◆ Records for the task:
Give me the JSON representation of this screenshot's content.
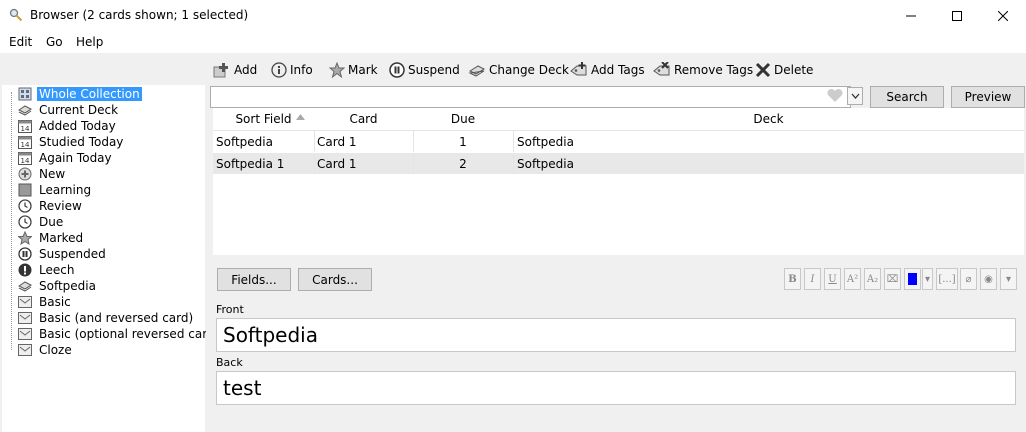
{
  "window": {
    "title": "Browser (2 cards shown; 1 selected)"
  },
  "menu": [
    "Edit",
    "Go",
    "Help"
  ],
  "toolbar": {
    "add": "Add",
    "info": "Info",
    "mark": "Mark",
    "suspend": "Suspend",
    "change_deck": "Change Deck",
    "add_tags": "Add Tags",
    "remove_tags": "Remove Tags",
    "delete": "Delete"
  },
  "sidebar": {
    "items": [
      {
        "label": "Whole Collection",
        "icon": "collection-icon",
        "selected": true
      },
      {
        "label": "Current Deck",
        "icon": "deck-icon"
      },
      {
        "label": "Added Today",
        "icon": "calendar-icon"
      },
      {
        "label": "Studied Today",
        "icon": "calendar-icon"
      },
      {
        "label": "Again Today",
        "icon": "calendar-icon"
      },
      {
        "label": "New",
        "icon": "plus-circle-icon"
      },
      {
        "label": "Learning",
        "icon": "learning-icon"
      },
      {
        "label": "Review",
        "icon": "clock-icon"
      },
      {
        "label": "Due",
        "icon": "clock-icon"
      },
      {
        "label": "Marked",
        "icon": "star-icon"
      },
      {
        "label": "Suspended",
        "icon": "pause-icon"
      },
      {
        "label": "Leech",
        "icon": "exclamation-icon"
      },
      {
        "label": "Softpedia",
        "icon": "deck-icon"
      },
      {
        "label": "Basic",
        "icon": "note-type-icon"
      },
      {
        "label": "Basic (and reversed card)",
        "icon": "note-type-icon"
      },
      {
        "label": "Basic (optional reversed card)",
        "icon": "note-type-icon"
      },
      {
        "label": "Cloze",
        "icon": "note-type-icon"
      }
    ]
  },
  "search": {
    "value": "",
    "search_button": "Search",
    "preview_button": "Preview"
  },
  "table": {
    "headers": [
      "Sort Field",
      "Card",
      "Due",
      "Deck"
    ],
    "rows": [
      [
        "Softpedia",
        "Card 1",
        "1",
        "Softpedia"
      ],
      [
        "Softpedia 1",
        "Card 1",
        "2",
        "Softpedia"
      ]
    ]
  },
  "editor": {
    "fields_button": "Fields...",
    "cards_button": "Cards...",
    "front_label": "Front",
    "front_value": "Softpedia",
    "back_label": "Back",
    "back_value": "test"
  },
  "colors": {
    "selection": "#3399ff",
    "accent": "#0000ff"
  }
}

◆ The request: In the material above, how many lines hold the word "Tags"? Say only the number.

◆ Correct response: 2